Provided information:
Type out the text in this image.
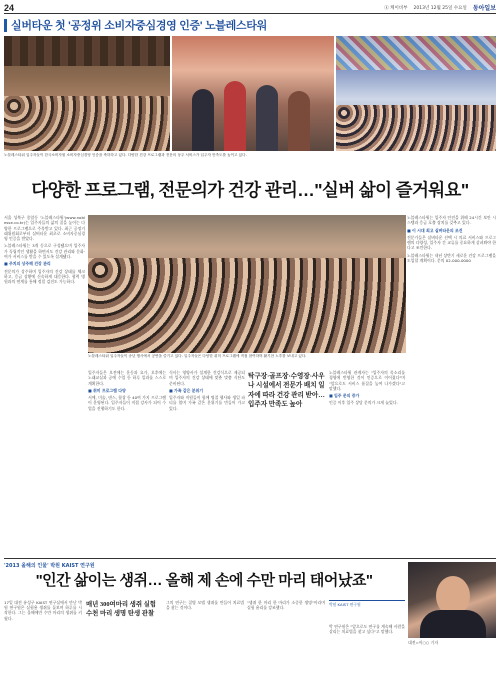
24	ⓚ 케이비부 2013년 12월 25일 수요일 동아일보
실버타운 첫 '공정위 소비자중심경영 인증' 노블레스타워
노블레스타워 입주자들이 한국소비자원 소비자중심경영 인증을 축하하고 있다. 다양한 건강 프로그램과 전문의 상주 서비스가 입주자 만족도를 높이고 있다.
다양한 프로그램, 전문의가 건강 관리…"실버 삶이 즐거워요"

서울 성북구 종암동 '노블레스타워'(www.noblesse.co.kr)는 입주자들의 삶의 질을 높이는 다양한 프로그램으로 주목받고 있다. 최근 공정거래위원회로부터 실버타운 최초로 소비자중심경영 인증을 받았다.

노블레스타워는 3개 동으로 구성됐으며 입주자가 독립적인 생활을 하면서도 건강 관리와 문화·여가 서비스를 받을 수 있도록 설계됐다.

■ 주치의 상주해 건강 관리

전문의가 상주하며 입주자의 건강 상태를 체크하고, 응급 상황에 신속하게 대응한다. 협력 병원과의 연계를 통해 정밀 검진도 가능하다.

노블레스타워 입주자들이 송년 행사에서 공연을 즐기고 있다. 입주자들은 다양한 취미 프로그램에 직접 참여하며 활기찬 노후를 보내고 있다.

입주자들은 오전에는 운동과 요가, 오후에는 노래교실과 공예 수업 등 하루 일과를 스스로 계획한다.

■ 취미 프로그램 다양

서예, 미술, 댄스, 합창 등 40여 가지 프로그램이 운영된다. 입주자들이 직접 강사가 되어 수업을 진행하기도 한다.

식사는 영양사가 설계한 건강식으로 제공되며 입주자의 건강 상태에 맞춘 맞춤 식단도 준비된다.

■ 가족 같은 분위기

입주자와 직원들이 함께 명절 행사와 생일 파티를 열며 가족 같은 분위기를 만들어 가고 있다.

탁구장·골프장·수영장·사우나 시설에서 전문가 배치 일자에 따라 건강 관리 받아… 입주자 만족도 높아

노블레스타워 관계자는 "입주자의 목소리를 경영에 반영한 것이 인증으로 이어졌다"며 "앞으로도 서비스 품질을 높여 나가겠다"고 말했다.

■ 입주 문의 증가

인증 이후 입주 상담 문의가 크게 늘었다.

노블레스타워는 입주자 안전을 위해 24시간 보안 시스템과 응급 호출 장치를 갖추고 있다.

■ 이 시대 최고 실버타운의 조건

전문가들은 실버타운 선택 시 의료 서비스와 프로그램의 다양성, 입주자 간 교류를 중요하게 살펴봐야 한다고 조언한다.

노블레스타워는 내년 상반기 새로운 건강 프로그램을 도입할 계획이다. 문의 02-000-0000

'2013 올해의 인물' 박원 KAIST 연구원
"인간 삶이는 생쥐… 올해 제 손에 수만 마리 태어났죠"
17일 대전 유성구 KAIST 연구실에서 만난 박원 연구원은 실험용 생쥐를 돌보며 하루를 시작한다. 그는 올해에만 수만 마리의 생쥐를 키웠다.
매년 300여마리 생쥐 실험 수천 마리 생명 탄생 관찰
그의 연구는 질병 모델 생쥐를 만들어 치료법을 찾는 것이다.
"생쥐 한 마리 한 마리가 소중한 생명"이라며 실험 윤리를 강조했다.
박 연구원은 "앞으로도 연구를 계속해 사람을 살리는 치료법을 찾고 싶다"고 말했다.
박원 KAIST 연구원
대전=이○○ 기자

What you should do:
Quote each record exactly as it stands, minus the pictures.

Result below:
Type out the text in this image.
24	ⓚ 케이비부 2013년 12월 25일 수요일 동아일보
실버타운 첫 '공정위 소비자중심경영 인증' 노블레스타워
노블레스타워 입주자들이 한국소비자원 소비자중심경영 인증을 축하하고 있다. 다양한 건강 프로그램과 전문의 상주 서비스가 입주자 만족도를 높이고 있다.
다양한 프로그램, 전문의가 건강 관리…"실버 삶이 즐거워요"

서울 성북구 종암동 '노블레스타워'(www.noblesse.co.kr)는 입주자들의 삶의 질을 높이는 다양한 프로그램으로 주목받고 있다. 최근 공정거래위원회로부터 실버타운 최초로 소비자중심경영 인증을 받았다.

노블레스타워는 3개 동으로 구성됐으며 입주자가 독립적인 생활을 하면서도 건강 관리와 문화·여가 서비스를 받을 수 있도록 설계됐다.

■ 주치의 상주해 건강 관리

전문의가 상주하며 입주자의 건강 상태를 체크하고, 응급 상황에 신속하게 대응한다. 협력 병원과의 연계를 통해 정밀 검진도 가능하다.

노블레스타워 입주자들이 송년 행사에서 공연을 즐기고 있다. 입주자들은 다양한 취미 프로그램에 직접 참여하며 활기찬 노후를 보내고 있다.

입주자들은 오전에는 운동과 요가, 오후에는 노래교실과 공예 수업 등 하루 일과를 스스로 계획한다.

■ 취미 프로그램 다양

서예, 미술, 댄스, 합창 등 40여 가지 프로그램이 운영된다. 입주자들이 직접 강사가 되어 수업을 진행하기도 한다.

식사는 영양사가 설계한 건강식으로 제공되며 입주자의 건강 상태에 맞춘 맞춤 식단도 준비된다.

■ 가족 같은 분위기

입주자와 직원들이 함께 명절 행사와 생일 파티를 열며 가족 같은 분위기를 만들어 가고 있다.

탁구장·골프장·수영장·사우나 시설에서 전문가 배치 일자에 따라 건강 관리 받아… 입주자 만족도 높아

노블레스타워 관계자는 "입주자의 목소리를 경영에 반영한 것이 인증으로 이어졌다"며 "앞으로도 서비스 품질을 높여 나가겠다"고 말했다.

■ 입주 문의 증가

인증 이후 입주 상담 문의가 크게 늘었다.

노블레스타워는 입주자 안전을 위해 24시간 보안 시스템과 응급 호출 장치를 갖추고 있다.

■ 이 시대 최고 실버타운의 조건

전문가들은 실버타운 선택 시 의료 서비스와 프로그램의 다양성, 입주자 간 교류를 중요하게 살펴봐야 한다고 조언한다.

노블레스타워는 내년 상반기 새로운 건강 프로그램을 도입할 계획이다. 문의 02-000-0000

'2013 올해의 인물' 박원 KAIST 연구원
"인간 삶이는 생쥐… 올해 제 손에 수만 마리 태어났죠"
17일 대전 유성구 KAIST 연구실에서 만난 박원 연구원은 실험용 생쥐를 돌보며 하루를 시작한다. 그는 올해에만 수만 마리의 생쥐를 키웠다.
매년 300여마리 생쥐 실험 수천 마리 생명 탄생 관찰
그의 연구는 질병 모델 생쥐를 만들어 치료법을 찾는 것이다.
"생쥐 한 마리 한 마리가 소중한 생명"이라며 실험 윤리를 강조했다.
박 연구원은 "앞으로도 연구를 계속해 사람을 살리는 치료법을 찾고 싶다"고 말했다.
박원 KAIST 연구원
대전=이○○ 기자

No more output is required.